_Required task_
Transcribe each record exactly. Include every one.

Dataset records
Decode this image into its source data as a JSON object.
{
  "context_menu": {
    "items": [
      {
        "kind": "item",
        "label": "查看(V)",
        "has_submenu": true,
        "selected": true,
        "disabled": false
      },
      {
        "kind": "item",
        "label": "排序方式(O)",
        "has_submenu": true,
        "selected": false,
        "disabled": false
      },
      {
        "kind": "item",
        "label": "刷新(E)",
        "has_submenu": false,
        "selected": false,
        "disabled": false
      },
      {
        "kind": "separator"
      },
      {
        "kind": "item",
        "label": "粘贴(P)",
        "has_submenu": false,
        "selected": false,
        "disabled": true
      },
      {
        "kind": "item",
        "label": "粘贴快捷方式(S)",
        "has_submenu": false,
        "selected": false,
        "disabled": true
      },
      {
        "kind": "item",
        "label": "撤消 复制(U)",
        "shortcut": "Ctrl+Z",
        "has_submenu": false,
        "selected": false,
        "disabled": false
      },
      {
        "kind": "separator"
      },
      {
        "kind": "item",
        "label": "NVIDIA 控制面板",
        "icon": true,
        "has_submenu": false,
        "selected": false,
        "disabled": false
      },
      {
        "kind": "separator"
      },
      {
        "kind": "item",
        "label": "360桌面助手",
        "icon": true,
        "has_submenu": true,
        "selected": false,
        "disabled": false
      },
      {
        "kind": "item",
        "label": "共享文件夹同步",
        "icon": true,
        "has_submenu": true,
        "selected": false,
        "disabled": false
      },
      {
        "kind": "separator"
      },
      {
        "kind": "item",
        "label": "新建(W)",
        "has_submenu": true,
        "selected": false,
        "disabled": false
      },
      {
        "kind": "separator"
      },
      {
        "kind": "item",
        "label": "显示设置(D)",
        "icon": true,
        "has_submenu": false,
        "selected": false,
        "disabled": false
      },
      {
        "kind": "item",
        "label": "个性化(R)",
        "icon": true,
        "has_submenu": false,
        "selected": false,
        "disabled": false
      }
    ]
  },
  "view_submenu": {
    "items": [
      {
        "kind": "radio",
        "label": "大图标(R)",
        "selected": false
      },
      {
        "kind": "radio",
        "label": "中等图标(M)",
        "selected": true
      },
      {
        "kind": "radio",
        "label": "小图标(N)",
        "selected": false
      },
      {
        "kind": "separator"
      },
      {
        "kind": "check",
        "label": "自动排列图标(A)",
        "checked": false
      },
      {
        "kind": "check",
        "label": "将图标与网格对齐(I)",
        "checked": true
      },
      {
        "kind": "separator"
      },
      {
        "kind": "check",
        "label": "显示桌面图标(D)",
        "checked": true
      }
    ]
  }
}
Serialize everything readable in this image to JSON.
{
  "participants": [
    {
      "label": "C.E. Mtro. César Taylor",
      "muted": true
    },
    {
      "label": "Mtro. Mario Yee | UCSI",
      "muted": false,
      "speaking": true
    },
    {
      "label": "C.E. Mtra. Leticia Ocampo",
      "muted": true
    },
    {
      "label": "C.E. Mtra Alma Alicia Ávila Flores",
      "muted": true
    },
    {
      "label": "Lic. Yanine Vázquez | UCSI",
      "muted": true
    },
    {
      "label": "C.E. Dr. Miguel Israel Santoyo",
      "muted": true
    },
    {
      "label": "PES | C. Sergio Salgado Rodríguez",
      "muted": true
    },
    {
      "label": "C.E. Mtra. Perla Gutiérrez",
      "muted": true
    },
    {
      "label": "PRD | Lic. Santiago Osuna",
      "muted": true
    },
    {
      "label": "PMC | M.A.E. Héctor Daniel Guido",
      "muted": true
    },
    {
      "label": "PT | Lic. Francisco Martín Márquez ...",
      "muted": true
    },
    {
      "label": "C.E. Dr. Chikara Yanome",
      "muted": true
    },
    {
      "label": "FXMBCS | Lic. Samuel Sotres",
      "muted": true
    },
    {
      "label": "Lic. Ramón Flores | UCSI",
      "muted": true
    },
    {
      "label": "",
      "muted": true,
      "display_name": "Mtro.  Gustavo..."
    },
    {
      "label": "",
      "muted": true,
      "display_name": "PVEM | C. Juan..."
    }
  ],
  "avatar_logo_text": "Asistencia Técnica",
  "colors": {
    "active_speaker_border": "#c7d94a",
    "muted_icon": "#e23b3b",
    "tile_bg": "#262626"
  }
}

_Solution for this exercise_
Decode this image into its source data as a JSON object.
{
  "context_menu": {
    "items": [
      {
        "kind": "item",
        "label": "查看(V)",
        "has_submenu": true,
        "selected": true,
        "disabled": false
      },
      {
        "kind": "item",
        "label": "排序方式(O)",
        "has_submenu": true,
        "selected": false,
        "disabled": false
      },
      {
        "kind": "item",
        "label": "刷新(E)",
        "has_submenu": false,
        "selected": false,
        "disabled": false
      },
      {
        "kind": "separator"
      },
      {
        "kind": "item",
        "label": "粘贴(P)",
        "has_submenu": false,
        "selected": false,
        "disabled": true
      },
      {
        "kind": "item",
        "label": "粘贴快捷方式(S)",
        "has_submenu": false,
        "selected": false,
        "disabled": true
      },
      {
        "kind": "item",
        "label": "撤消 复制(U)",
        "shortcut": "Ctrl+Z",
        "has_submenu": false,
        "selected": false,
        "disabled": false
      },
      {
        "kind": "separator"
      },
      {
        "kind": "item",
        "label": "NVIDIA 控制面板",
        "icon": true,
        "has_submenu": false,
        "selected": false,
        "disabled": false
      },
      {
        "kind": "separator"
      },
      {
        "kind": "item",
        "label": "360桌面助手",
        "icon": true,
        "has_submenu": true,
        "selected": false,
        "disabled": false
      },
      {
        "kind": "item",
        "label": "共享文件夹同步",
        "icon": true,
        "has_submenu": true,
        "selected": false,
        "disabled": false
      },
      {
        "kind": "separator"
      },
      {
        "kind": "item",
        "label": "新建(W)",
        "has_submenu": true,
        "selected": false,
        "disabled": false
      },
      {
        "kind": "separator"
      },
      {
        "kind": "item",
        "label": "显示设置(D)",
        "icon": true,
        "has_submenu": false,
        "selected": false,
        "disabled": false
      },
      {
        "kind": "item",
        "label": "个性化(R)",
        "icon": true,
        "has_submenu": false,
        "selected": false,
        "disabled": false
      }
    ]
  },
  "view_submenu": {
    "items": [
      {
        "kind": "radio",
        "label": "大图标(R)",
        "selected": false
      },
      {
        "kind": "radio",
        "label": "中等图标(M)",
        "selected": true
      },
      {
        "kind": "radio",
        "label": "小图标(N)",
        "selected": false
      },
      {
        "kind": "separator"
      },
      {
        "kind": "check",
        "label": "自动排列图标(A)",
        "checked": false
      },
      {
        "kind": "check",
        "label": "将图标与网格对齐(I)",
        "checked": true
      },
      {
        "kind": "separator"
      },
      {
        "kind": "check",
        "label": "显示桌面图标(D)",
        "checked": true
      }
    ]
  }
}
Serialize everything readable in this image to JSON.
{
  "participants": [
    {
      "label": "C.E. Mtro. César Taylor",
      "muted": true
    },
    {
      "label": "Mtro. Mario Yee | UCSI",
      "muted": false,
      "speaking": true
    },
    {
      "label": "C.E. Mtra. Leticia Ocampo",
      "muted": true
    },
    {
      "label": "C.E. Mtra Alma Alicia Ávila Flores",
      "muted": true
    },
    {
      "label": "Lic. Yanine Vázquez | UCSI",
      "muted": true
    },
    {
      "label": "C.E. Dr. Miguel Israel Santoyo",
      "muted": true
    },
    {
      "label": "PES | C. Sergio Salgado Rodríguez",
      "muted": true
    },
    {
      "label": "C.E. Mtra. Perla Gutiérrez",
      "muted": true
    },
    {
      "label": "PRD | Lic. Santiago Osuna",
      "muted": true
    },
    {
      "label": "PMC | M.A.E. Héctor Daniel Guido",
      "muted": true
    },
    {
      "label": "PT | Lic. Francisco Martín Márquez ...",
      "muted": true
    },
    {
      "label": "C.E. Dr. Chikara Yanome",
      "muted": true
    },
    {
      "label": "FXMBCS | Lic. Samuel Sotres",
      "muted": true
    },
    {
      "label": "Lic. Ramón Flores | UCSI",
      "muted": true
    },
    {
      "label": "",
      "muted": true,
      "display_name": "Mtro.  Gustavo..."
    },
    {
      "label": "",
      "muted": true,
      "display_name": "PVEM | C. Juan..."
    }
  ],
  "avatar_logo_text": "Asistencia Técnica",
  "colors": {
    "active_speaker_border": "#c7d94a",
    "muted_icon": "#e23b3b",
    "tile_bg": "#262626"
  }
}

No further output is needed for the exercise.